== DATASET RECORDS ==

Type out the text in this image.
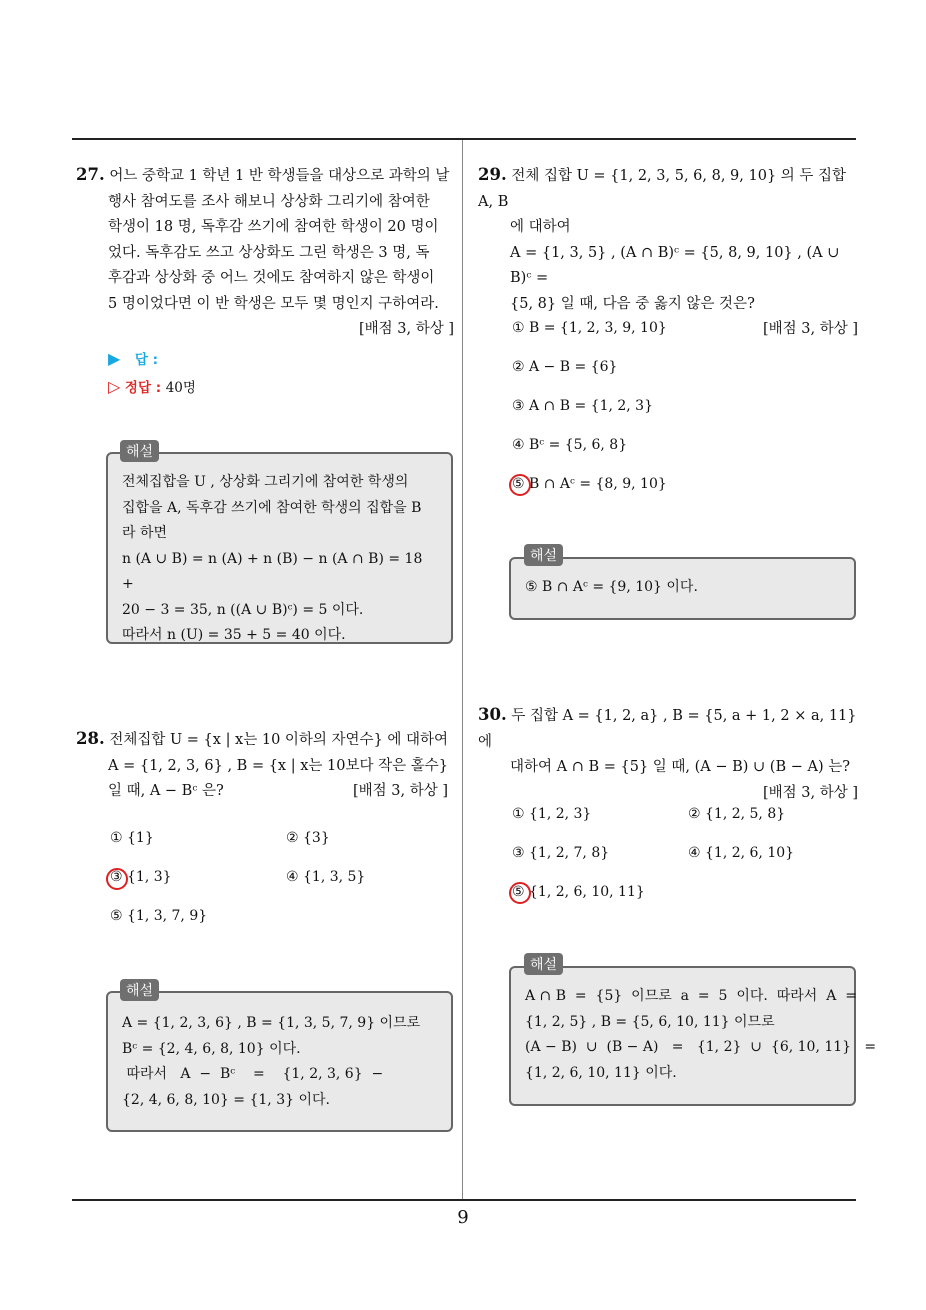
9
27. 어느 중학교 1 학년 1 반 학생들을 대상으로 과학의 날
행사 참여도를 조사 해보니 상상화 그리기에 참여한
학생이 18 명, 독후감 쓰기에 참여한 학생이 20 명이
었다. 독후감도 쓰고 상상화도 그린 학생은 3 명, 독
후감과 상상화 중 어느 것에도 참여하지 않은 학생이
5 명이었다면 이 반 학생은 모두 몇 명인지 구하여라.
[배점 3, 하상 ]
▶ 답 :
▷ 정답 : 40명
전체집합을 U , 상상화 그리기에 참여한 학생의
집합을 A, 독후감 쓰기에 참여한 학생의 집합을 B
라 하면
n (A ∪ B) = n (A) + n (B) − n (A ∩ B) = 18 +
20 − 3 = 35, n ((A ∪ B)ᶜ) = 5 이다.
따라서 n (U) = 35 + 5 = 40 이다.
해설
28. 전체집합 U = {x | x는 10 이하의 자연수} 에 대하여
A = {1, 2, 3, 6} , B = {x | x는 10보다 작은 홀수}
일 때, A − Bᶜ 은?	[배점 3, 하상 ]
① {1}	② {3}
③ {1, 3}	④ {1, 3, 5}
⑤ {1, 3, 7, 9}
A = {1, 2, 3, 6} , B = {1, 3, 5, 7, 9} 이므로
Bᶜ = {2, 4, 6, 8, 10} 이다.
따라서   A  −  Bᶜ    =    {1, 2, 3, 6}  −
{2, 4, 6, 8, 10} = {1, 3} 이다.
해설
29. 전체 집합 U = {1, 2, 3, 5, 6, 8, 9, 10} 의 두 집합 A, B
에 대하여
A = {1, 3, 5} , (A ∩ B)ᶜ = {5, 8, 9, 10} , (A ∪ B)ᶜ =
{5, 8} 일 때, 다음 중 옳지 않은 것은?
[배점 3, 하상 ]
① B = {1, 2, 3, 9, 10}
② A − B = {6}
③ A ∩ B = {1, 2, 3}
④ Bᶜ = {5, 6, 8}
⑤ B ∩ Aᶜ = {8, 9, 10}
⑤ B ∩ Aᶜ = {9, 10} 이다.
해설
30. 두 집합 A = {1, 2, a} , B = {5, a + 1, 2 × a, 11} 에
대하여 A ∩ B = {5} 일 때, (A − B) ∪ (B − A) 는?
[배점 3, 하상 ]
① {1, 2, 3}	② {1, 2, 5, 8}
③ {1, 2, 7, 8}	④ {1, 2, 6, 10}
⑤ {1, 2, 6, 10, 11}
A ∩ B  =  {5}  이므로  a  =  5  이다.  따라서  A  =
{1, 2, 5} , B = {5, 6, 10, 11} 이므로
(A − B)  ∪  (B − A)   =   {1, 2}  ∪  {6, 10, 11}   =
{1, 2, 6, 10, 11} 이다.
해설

===
== DATASET RECORDS ==

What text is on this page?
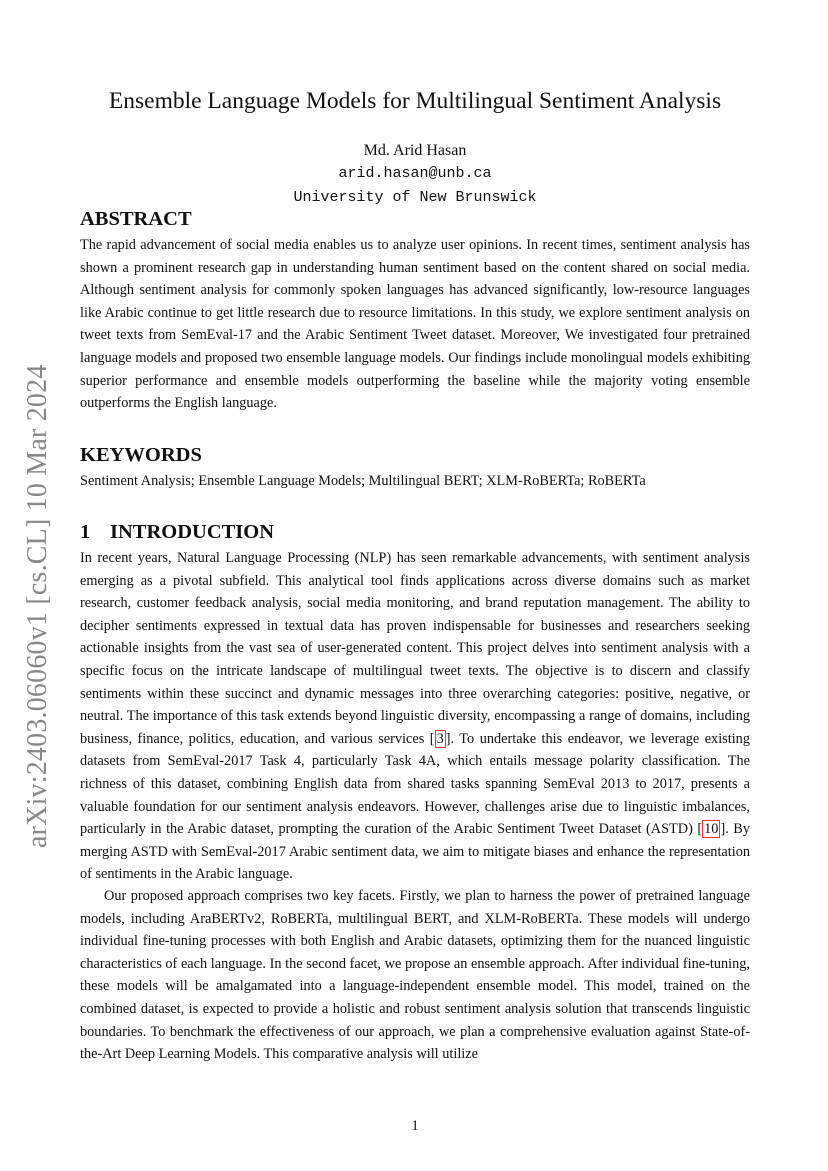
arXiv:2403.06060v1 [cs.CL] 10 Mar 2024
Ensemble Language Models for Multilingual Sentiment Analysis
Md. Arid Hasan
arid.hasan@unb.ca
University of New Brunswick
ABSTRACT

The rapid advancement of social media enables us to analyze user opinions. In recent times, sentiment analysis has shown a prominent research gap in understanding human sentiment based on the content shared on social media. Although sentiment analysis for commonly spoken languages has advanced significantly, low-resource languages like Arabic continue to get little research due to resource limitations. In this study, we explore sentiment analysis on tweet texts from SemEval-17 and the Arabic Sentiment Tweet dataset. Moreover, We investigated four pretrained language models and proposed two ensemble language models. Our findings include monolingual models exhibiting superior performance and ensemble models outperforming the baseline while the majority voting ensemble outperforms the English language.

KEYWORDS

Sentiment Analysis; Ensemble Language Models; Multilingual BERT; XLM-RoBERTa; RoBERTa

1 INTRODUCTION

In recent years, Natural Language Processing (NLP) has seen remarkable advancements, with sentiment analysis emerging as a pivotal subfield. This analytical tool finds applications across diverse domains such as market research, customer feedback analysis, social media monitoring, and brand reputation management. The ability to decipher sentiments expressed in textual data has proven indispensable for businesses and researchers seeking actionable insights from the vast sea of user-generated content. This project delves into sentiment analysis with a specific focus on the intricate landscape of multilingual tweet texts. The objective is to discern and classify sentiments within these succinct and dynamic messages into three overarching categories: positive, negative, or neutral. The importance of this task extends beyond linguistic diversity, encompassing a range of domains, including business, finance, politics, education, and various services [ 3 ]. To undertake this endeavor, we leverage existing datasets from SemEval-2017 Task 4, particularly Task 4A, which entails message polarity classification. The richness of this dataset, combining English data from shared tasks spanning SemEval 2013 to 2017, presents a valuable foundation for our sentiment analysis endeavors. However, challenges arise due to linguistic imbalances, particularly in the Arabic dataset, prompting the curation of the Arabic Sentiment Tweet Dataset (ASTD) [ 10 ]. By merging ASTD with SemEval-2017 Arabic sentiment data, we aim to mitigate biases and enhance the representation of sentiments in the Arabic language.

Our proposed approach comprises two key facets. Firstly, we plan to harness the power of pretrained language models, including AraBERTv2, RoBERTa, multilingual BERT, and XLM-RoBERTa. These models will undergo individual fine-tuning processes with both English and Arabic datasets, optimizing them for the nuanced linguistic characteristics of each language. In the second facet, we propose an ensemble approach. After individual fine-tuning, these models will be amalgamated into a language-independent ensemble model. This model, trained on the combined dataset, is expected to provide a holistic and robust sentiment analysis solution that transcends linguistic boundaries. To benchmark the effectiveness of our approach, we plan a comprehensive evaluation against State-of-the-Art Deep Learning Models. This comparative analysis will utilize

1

===

Single out each line of the records above with the string "BERT" in it, and copy it.

> SOLUTION BELOW:
Sentiment Analysis; Ensemble Language Models; Multilingual BERT; XLM-RoBERTa; RoBERTa
Our proposed approach comprises two key facets. Firstly, we plan to harness the power of pretrained language models, including AraBERTv2, RoBERTa, multilingual BERT, and XLM-RoBERTa. These models will undergo individual fine-tuning processes with both English and Arabic datasets, optimizing them for the nuanced linguistic characteristics of each language. In the second facet, we propose an ensemble approach. After individual fine-tuning, these models will be amalgamated into a language-independent ensemble model. This model, trained on the combined dataset, is expected to provide a holistic and robust sentiment analysis solution that transcends linguistic boundaries. To benchmark the effectiveness of our approach, we plan a comprehensive evaluation against State-of-the-Art Deep Learning Models. This comparative analysis will utilize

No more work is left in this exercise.